Work to do:
The records underneath are to be repeated exactly, with the pictures left out.

Data for processing:
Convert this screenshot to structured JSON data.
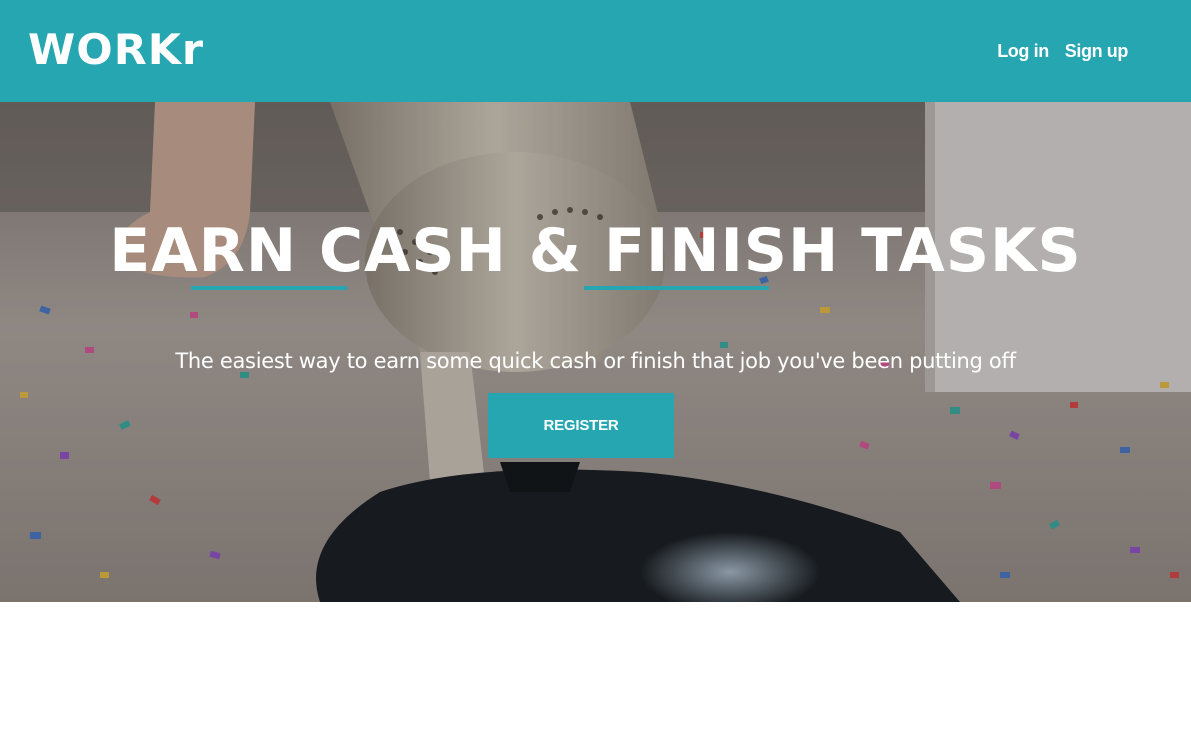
{
  "header": {
    "logo_text": "WORKr",
    "nav": {
      "login_label": "Log in",
      "signup_label": "Sign up"
    }
  },
  "hero": {
    "title": "EARN CASH & FINISH TASKS",
    "subtitle": "The easiest way to earn some quick cash or finish that job you've been putting off",
    "register_label": "REGISTER"
  },
  "colors": {
    "accent": "#25a6b0",
    "text_on_accent": "#ffffff",
    "page_background": "#ffffff"
  }
}
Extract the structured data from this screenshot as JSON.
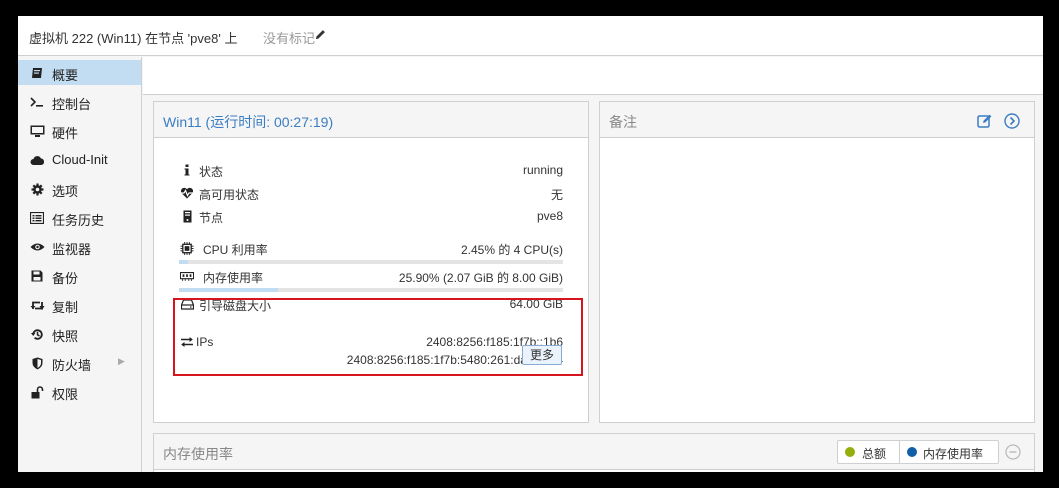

Answer to the problem:
Convert this screenshot to structured JSON data.
{
  "header": {
    "logo_text": "WORKr",
    "nav": {
      "login_label": "Log in",
      "signup_label": "Sign up"
    }
  },
  "hero": {
    "title": "EARN CASH & FINISH TASKS",
    "subtitle": "The easiest way to earn some quick cash or finish that job you've been putting off",
    "register_label": "REGISTER"
  },
  "colors": {
    "accent": "#25a6b0",
    "text_on_accent": "#ffffff",
    "page_background": "#ffffff"
  }
}
Extract the structured data from this screenshot as JSON.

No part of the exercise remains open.